The listing below should be printed exactly, every line of it. Skip the pictures.
━━ TASK INPUTS
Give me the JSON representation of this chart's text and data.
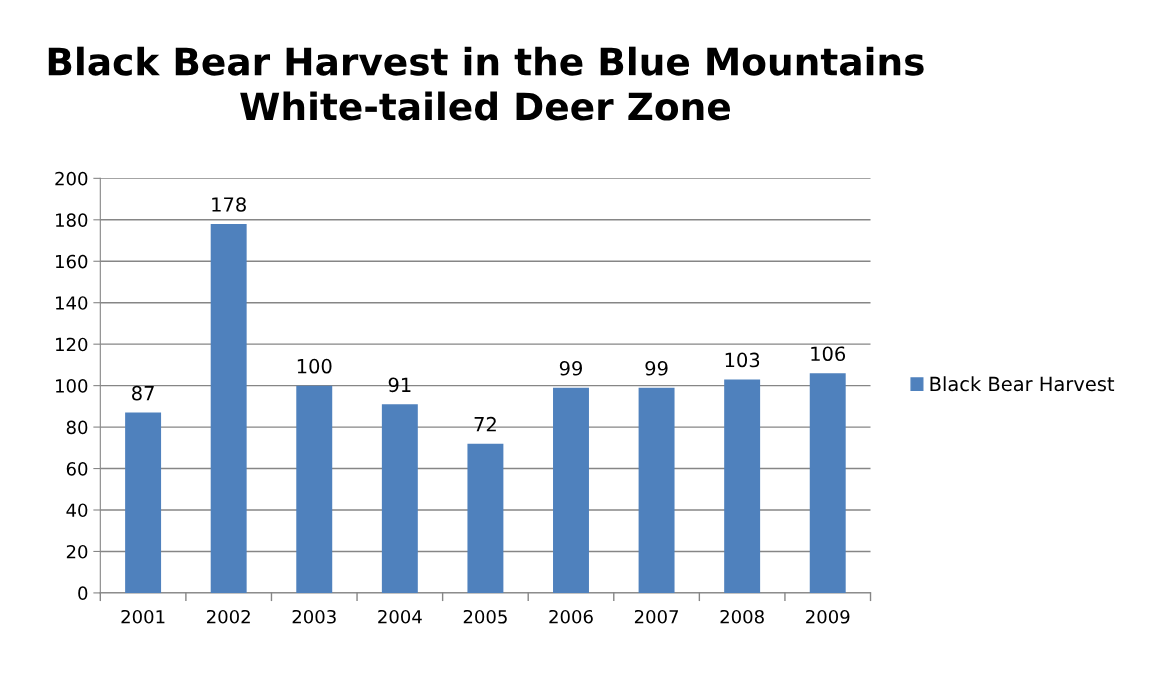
{
  "chart_data": {
    "type": "bar",
    "title": "Black Bear Harvest in the Blue Mountains\nWhite-tailed Deer Zone",
    "categories": [
      "2001",
      "2002",
      "2003",
      "2004",
      "2005",
      "2006",
      "2007",
      "2008",
      "2009"
    ],
    "series": [
      {
        "name": "Black Bear Harvest",
        "color": "#4f81bd",
        "values": [
          87,
          178,
          100,
          91,
          72,
          99,
          99,
          103,
          106
        ]
      }
    ],
    "ylim": [
      0,
      200
    ],
    "yticks": [
      0,
      20,
      40,
      60,
      80,
      100,
      120,
      140,
      160,
      180,
      200
    ],
    "grid": "y",
    "legend": "right",
    "data_labels": true
  }
}
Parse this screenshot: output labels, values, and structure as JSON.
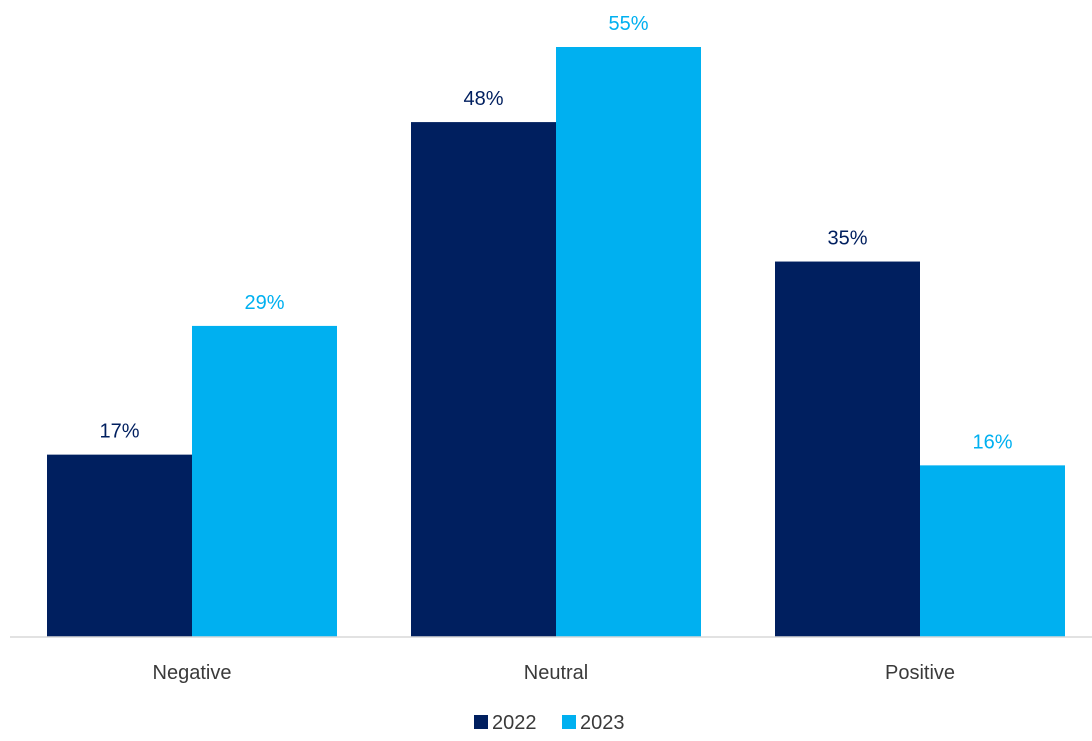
{
  "chart_data": {
    "type": "bar",
    "title": "",
    "xlabel": "",
    "ylabel": "",
    "categories": [
      "Negative",
      "Neutral",
      "Positive"
    ],
    "series": [
      {
        "name": "2022",
        "values": [
          17,
          48,
          35
        ],
        "labels": [
          "17%",
          "48%",
          "35%"
        ],
        "color": "#001f5f"
      },
      {
        "name": "2023",
        "values": [
          29,
          55,
          16
        ],
        "labels": [
          "29%",
          "55%",
          "16%"
        ],
        "color": "#00b0f0"
      }
    ],
    "ylim": [
      0,
      55
    ],
    "grid": false,
    "legend": "bottom-center",
    "colors": {
      "baseline": "#d9d9d9",
      "category_text": "#3a3a3a"
    }
  }
}
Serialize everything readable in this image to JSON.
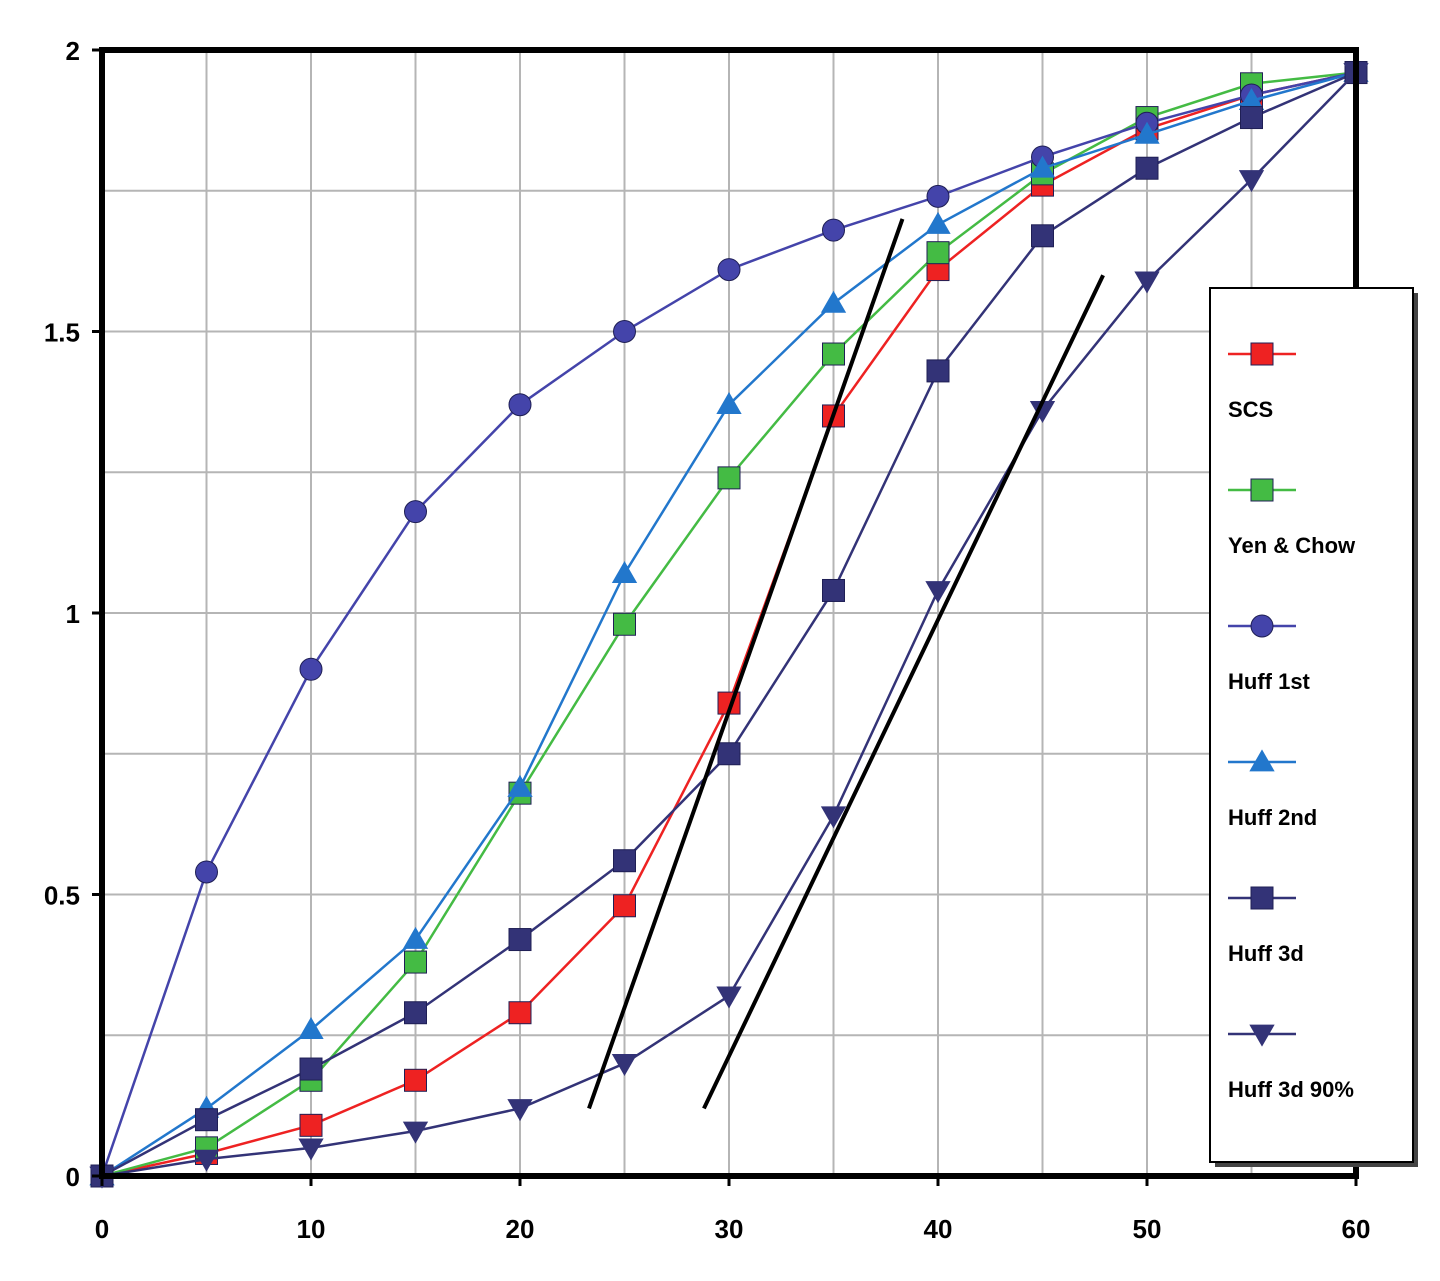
{
  "chart_data": {
    "type": "line",
    "title": "",
    "xlabel": "",
    "ylabel": "",
    "xlim": [
      0,
      60
    ],
    "ylim": [
      0,
      2
    ],
    "x_ticks": [
      0,
      10,
      20,
      30,
      40,
      50,
      60
    ],
    "x_tick_labels": [
      "0",
      "10",
      "20",
      "30",
      "40",
      "50",
      "60"
    ],
    "y_ticks": [
      0,
      0.5,
      1,
      1.5,
      2
    ],
    "y_tick_labels": [
      "0",
      "0.5",
      "1",
      "1.5",
      "2"
    ],
    "grid": true,
    "legend_position": "right",
    "x": [
      0,
      5,
      10,
      15,
      20,
      25,
      30,
      35,
      40,
      45,
      50,
      55,
      60
    ],
    "series": [
      {
        "name": "SCS",
        "color": "#ee2222",
        "marker": "square",
        "values": [
          0,
          0.04,
          0.09,
          0.17,
          0.29,
          0.48,
          0.84,
          1.35,
          1.61,
          1.76,
          1.86,
          1.92,
          1.96
        ]
      },
      {
        "name": "Yen & Chow",
        "color": "#44bb44",
        "marker": "square",
        "values": [
          0,
          0.05,
          0.17,
          0.38,
          0.68,
          0.98,
          1.24,
          1.46,
          1.64,
          1.78,
          1.88,
          1.94,
          1.96
        ]
      },
      {
        "name": "Huff 1st",
        "color": "#4444aa",
        "marker": "circle",
        "values": [
          0,
          0.54,
          0.9,
          1.18,
          1.37,
          1.5,
          1.61,
          1.68,
          1.74,
          1.81,
          1.87,
          1.92,
          1.96
        ]
      },
      {
        "name": "Huff 2nd",
        "color": "#2277cc",
        "marker": "triangle-up",
        "values": [
          0,
          0.12,
          0.26,
          0.42,
          0.69,
          1.07,
          1.37,
          1.55,
          1.69,
          1.79,
          1.85,
          1.91,
          1.96
        ]
      },
      {
        "name": "Huff 3d",
        "color": "#333377",
        "marker": "square",
        "values": [
          0,
          0.1,
          0.19,
          0.29,
          0.42,
          0.56,
          0.75,
          1.04,
          1.43,
          1.67,
          1.79,
          1.88,
          1.96
        ]
      },
      {
        "name": "Huff 3d 90%",
        "color": "#333377",
        "marker": "triangle-down",
        "values": [
          0,
          0.03,
          0.05,
          0.08,
          0.12,
          0.2,
          0.32,
          0.64,
          1.04,
          1.36,
          1.59,
          1.77,
          1.96
        ]
      }
    ],
    "annotation_lines": [
      {
        "color": "#000000",
        "points": [
          [
            23.3,
            0.12
          ],
          [
            38.3,
            1.7
          ]
        ]
      },
      {
        "color": "#000000",
        "points": [
          [
            28.8,
            0.12
          ],
          [
            47.9,
            1.6
          ]
        ]
      }
    ]
  }
}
━━━━
SOLUTION:
Give me the JSON representation of this chart's text and data.
{
  "chart_data": {
    "type": "bar",
    "title": "Black Bear Harvest in the Blue Mountains\nWhite-tailed Deer Zone",
    "categories": [
      "2001",
      "2002",
      "2003",
      "2004",
      "2005",
      "2006",
      "2007",
      "2008",
      "2009"
    ],
    "series": [
      {
        "name": "Black Bear Harvest",
        "color": "#4f81bd",
        "values": [
          87,
          178,
          100,
          91,
          72,
          99,
          99,
          103,
          106
        ]
      }
    ],
    "ylim": [
      0,
      200
    ],
    "yticks": [
      0,
      20,
      40,
      60,
      80,
      100,
      120,
      140,
      160,
      180,
      200
    ],
    "grid": "y",
    "legend": "right",
    "data_labels": true
  }
}
Parse this screenshot: output labels, values, and structure as JSON.
{
  "chart_data": {
    "type": "bar",
    "title": "",
    "xlabel": "",
    "ylabel": "",
    "categories": [
      "Negative",
      "Neutral",
      "Positive"
    ],
    "series": [
      {
        "name": "2022",
        "values": [
          17,
          48,
          35
        ],
        "labels": [
          "17%",
          "48%",
          "35%"
        ],
        "color": "#001f5f"
      },
      {
        "name": "2023",
        "values": [
          29,
          55,
          16
        ],
        "labels": [
          "29%",
          "55%",
          "16%"
        ],
        "color": "#00b0f0"
      }
    ],
    "ylim": [
      0,
      55
    ],
    "grid": false,
    "legend": "bottom-center",
    "colors": {
      "baseline": "#d9d9d9",
      "category_text": "#3a3a3a"
    }
  }
}
Serialize everything readable in this image to JSON.
{
  "chart_data": {
    "type": "line",
    "title": "",
    "xlabel": "",
    "ylabel": "",
    "xlim": [
      0,
      60
    ],
    "ylim": [
      0,
      2
    ],
    "x_ticks": [
      0,
      10,
      20,
      30,
      40,
      50,
      60
    ],
    "x_tick_labels": [
      "0",
      "10",
      "20",
      "30",
      "40",
      "50",
      "60"
    ],
    "y_ticks": [
      0,
      0.5,
      1,
      1.5,
      2
    ],
    "y_tick_labels": [
      "0",
      "0.5",
      "1",
      "1.5",
      "2"
    ],
    "grid": true,
    "legend_position": "right",
    "x": [
      0,
      5,
      10,
      15,
      20,
      25,
      30,
      35,
      40,
      45,
      50,
      55,
      60
    ],
    "series": [
      {
        "name": "SCS",
        "color": "#ee2222",
        "marker": "square",
        "values": [
          0,
          0.04,
          0.09,
          0.17,
          0.29,
          0.48,
          0.84,
          1.35,
          1.61,
          1.76,
          1.86,
          1.92,
          1.96
        ]
      },
      {
        "name": "Yen & Chow",
        "color": "#44bb44",
        "marker": "square",
        "values": [
          0,
          0.05,
          0.17,
          0.38,
          0.68,
          0.98,
          1.24,
          1.46,
          1.64,
          1.78,
          1.88,
          1.94,
          1.96
        ]
      },
      {
        "name": "Huff 1st",
        "color": "#4444aa",
        "marker": "circle",
        "values": [
          0,
          0.54,
          0.9,
          1.18,
          1.37,
          1.5,
          1.61,
          1.68,
          1.74,
          1.81,
          1.87,
          1.92,
          1.96
        ]
      },
      {
        "name": "Huff 2nd",
        "color": "#2277cc",
        "marker": "triangle-up",
        "values": [
          0,
          0.12,
          0.26,
          0.42,
          0.69,
          1.07,
          1.37,
          1.55,
          1.69,
          1.79,
          1.85,
          1.91,
          1.96
        ]
      },
      {
        "name": "Huff 3d",
        "color": "#333377",
        "marker": "square",
        "values": [
          0,
          0.1,
          0.19,
          0.29,
          0.42,
          0.56,
          0.75,
          1.04,
          1.43,
          1.67,
          1.79,
          1.88,
          1.96
        ]
      },
      {
        "name": "Huff 3d 90%",
        "color": "#333377",
        "marker": "triangle-down",
        "values": [
          0,
          0.03,
          0.05,
          0.08,
          0.12,
          0.2,
          0.32,
          0.64,
          1.04,
          1.36,
          1.59,
          1.77,
          1.96
        ]
      }
    ],
    "annotation_lines": [
      {
        "color": "#000000",
        "points": [
          [
            23.3,
            0.12
          ],
          [
            38.3,
            1.7
          ]
        ]
      },
      {
        "color": "#000000",
        "points": [
          [
            28.8,
            0.12
          ],
          [
            47.9,
            1.6
          ]
        ]
      }
    ]
  }
}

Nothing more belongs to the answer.